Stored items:
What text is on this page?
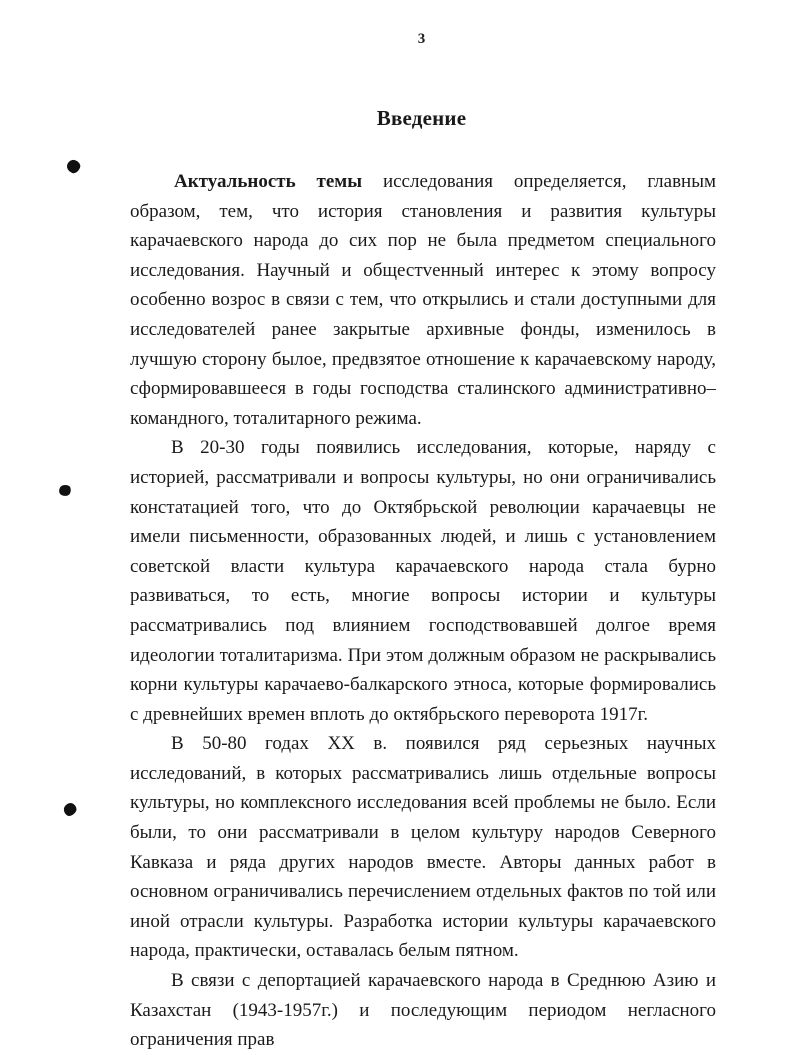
3
Введение

Актуальность темы исследования определяется, главным образом, тем, что история становления и развития культуры карачаевского народа до сих пор не была предметом специального исследования. Научный и общестvенный интерес к этому вопросу особенно возрос в связи с тем, что открылись и стали доступными для исследователей ранее закрытые архивные фонды, изменилось в лучшую сторону былое, предвзятое отношение к карачаевскому народу, сформировавшееся в годы господства сталинского административно–командного, тоталитарного режима.

В 20-30 годы появились исследования, которые, наряду с историей, рассматривали и вопросы культуры, но они ограничивались констатацией того, что до Октябрьской революции карачаевцы не имели письменности, образованных людей, и лишь с установлением советской власти культура карачаевского народа стала бурно развиваться, то есть, многие вопросы истории и культуры рассматривались под влиянием господствовавшей долгое время идеологии тоталитаризма. При этом должным образом не раскрывались корни культуры карачаево-балкарского этноса, которые формировались с древнейших времен вплоть до октябрьского переворота 1917г.

В 50-80 годах XX в. появился ряд серьезных научных исследований, в которых рассматривались лишь отдельные вопросы культуры, но комплексного исследования всей проблемы не было. Если были, то они рассматривали в целом культуру народов Северного Кавказа и ряда других народов вместе. Авторы данных работ в основном ограничивались перечислением отдельных фактов по той или иной отрасли культуры. Разработка истории культуры карачаевского народа, практически, оставалась белым пятном.

В связи с депортацией карачаевского народа в Среднюю Азию и Казахстан (1943-1957г.) и последующим периодом негласного ограничения прав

Written task: Extract all lines from the material above that include the word "исследования".

Output below:
Актуальность темы исследования определяется, главным образом, тем, что история становления и развития культуры карачаевского народа до сих пор не была предметом специального исследования. Научный и общестvенный интерес к этому вопросу особенно возрос в связи с тем, что открылись и стали доступными для исследователей ранее закрытые архивные фонды, изменилось в лучшую сторону былое, предвзятое отношение к карачаевскому народу, сформировавшееся в годы господства сталинского административно–командного, тоталитарного режима.
В 20-30 годы появились исследования, которые, наряду с историей, рассматривали и вопросы культуры, но они ограничивались констатацией того, что до Октябрьской революции карачаевцы не имели письменности, образованных людей, и лишь с установлением советской власти культура карачаевского народа стала бурно развиваться, то есть, многие вопросы истории и культуры рассматривались под влиянием господствовавшей долгое время идеологии тоталитаризма. При этом должным образом не раскрывались корни культуры карачаево-балкарского этноса, которые формировались с древнейших времен вплоть до октябрьского переворота 1917г.
В 50-80 годах XX в. появился ряд серьезных научных исследований, в которых рассматривались лишь отдельные вопросы культуры, но комплексного исследования всей проблемы не было. Если были, то они рассматривали в целом культуру народов Северного Кавказа и ряда других народов вместе. Авторы данных работ в основном ограничивались перечислением отдельных фактов по той или иной отрасли культуры. Разработка истории культуры карачаевского народа, практически, оставалась белым пятном.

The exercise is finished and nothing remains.